• **TASK REQUIREMENTS**:
Repeat the material verbatim. Images are excluded from the copy.

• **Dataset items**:
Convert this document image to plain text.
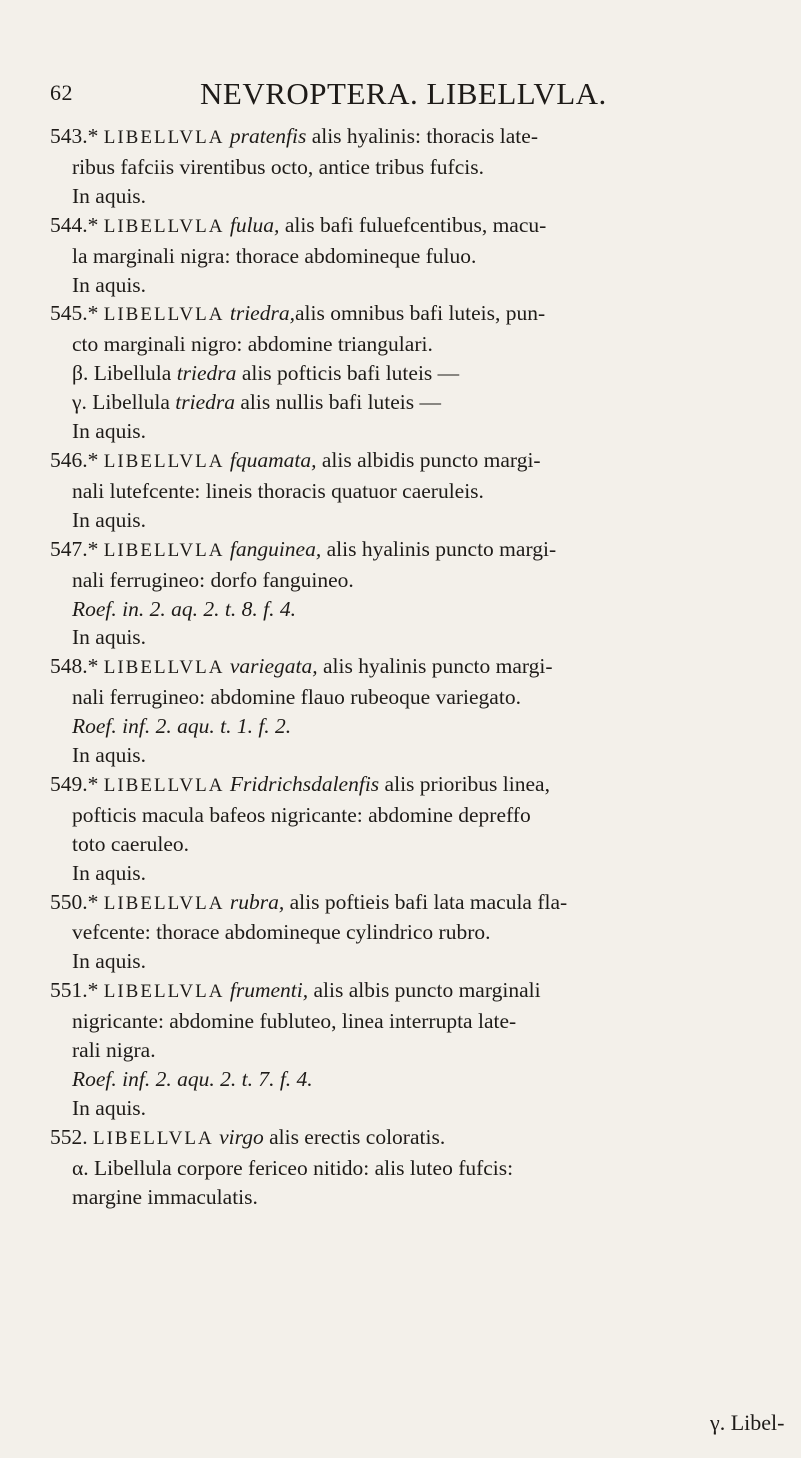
62	NEVROPTERA. LIBELLVLA.
543.* LIBELLVLA pratenfis alis hyalinis: thoracis late-
ribus fafciis virentibus octo, antice tribus fufcis.
In aquis.
544.* LIBELLVLA fulua, alis bafi fuluefcentibus, macu-
la marginali nigra: thorace abdomineque fuluo.
In aquis.
545.* LIBELLVLA triedra,alis omnibus bafi luteis, pun-
cto marginali nigro: abdomine triangulari.
β. Libellula triedra alis pofticis bafi luteis —
γ. Libellula triedra alis nullis bafi luteis —
In aquis.
546.* LIBELLVLA fquamata, alis albidis puncto margi-
nali lutefcente: lineis thoracis quatuor caeruleis.
In aquis.
547.* LIBELLVLA fanguinea, alis hyalinis puncto margi-
nali ferrugineo: dorfo fanguineo.
Roef. in. 2. aq. 2. t. 8. f. 4.
In aquis.
548.* LIBELLVLA variegata, alis hyalinis puncto margi-
nali ferrugineo: abdomine flauo rubeoque variegato.
Roef. inf. 2. aqu. t. 1. f. 2.
In aquis.
549.* LIBELLVLA Fridrichsdalenfis alis prioribus linea,
pofticis macula bafeos nigricante: abdomine depreffo
toto caeruleo.
In aquis.
550.* LIBELLVLA rubra, alis poftieis bafi lata macula fla-
vefcente: thorace abdomineque cylindrico rubro.
In aquis.
551.* LIBELLVLA frumenti, alis albis puncto marginali
nigricante: abdomine fubluteo, linea interrupta late-
rali nigra.
Roef. inf. 2. aqu. 2. t. 7. f. 4.
In aquis.
552. LIBELLVLA virgo alis erectis coloratis.
α. Libellula corpore ferіceo nitido: alis luteo fufcis:
margine immaculatis.
γ. Libel-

• **PROBLEM SOLUTION**:
Convert this document image to plain text.
62	NEVROPTERA. LIBELLVLA.
543.* LIBELLVLA pratenfis alis hyalinis: thoracis late-
ribus fafciis virentibus octo, antice tribus fufcis.
In aquis.
544.* LIBELLVLA fulua, alis bafi fuluefcentibus, macu-
la marginali nigra: thorace abdomineque fuluo.
In aquis.
545.* LIBELLVLA triedra,alis omnibus bafi luteis, pun-
cto marginali nigro: abdomine triangulari.
β. Libellula triedra alis pofticis bafi luteis —
γ. Libellula triedra alis nullis bafi luteis —
In aquis.
546.* LIBELLVLA fquamata, alis albidis puncto margi-
nali lutefcente: lineis thoracis quatuor caeruleis.
In aquis.
547.* LIBELLVLA fanguinea, alis hyalinis puncto margi-
nali ferrugineo: dorfo fanguineo.
Roef. in. 2. aq. 2. t. 8. f. 4.
In aquis.
548.* LIBELLVLA variegata, alis hyalinis puncto margi-
nali ferrugineo: abdomine flauo rubeoque variegato.
Roef. inf. 2. aqu. t. 1. f. 2.
In aquis.
549.* LIBELLVLA Fridrichsdalenfis alis prioribus linea,
pofticis macula bafeos nigricante: abdomine depreffo
toto caeruleo.
In aquis.
550.* LIBELLVLA rubra, alis poftieis bafi lata macula fla-
vefcente: thorace abdomineque cylindrico rubro.
In aquis.
551.* LIBELLVLA frumenti, alis albis puncto marginali
nigricante: abdomine fubluteo, linea interrupta late-
rali nigra.
Roef. inf. 2. aqu. 2. t. 7. f. 4.
In aquis.
552. LIBELLVLA virgo alis erectis coloratis.
α. Libellula corpore ferіceo nitido: alis luteo fufcis:
margine immaculatis.
γ. Libel-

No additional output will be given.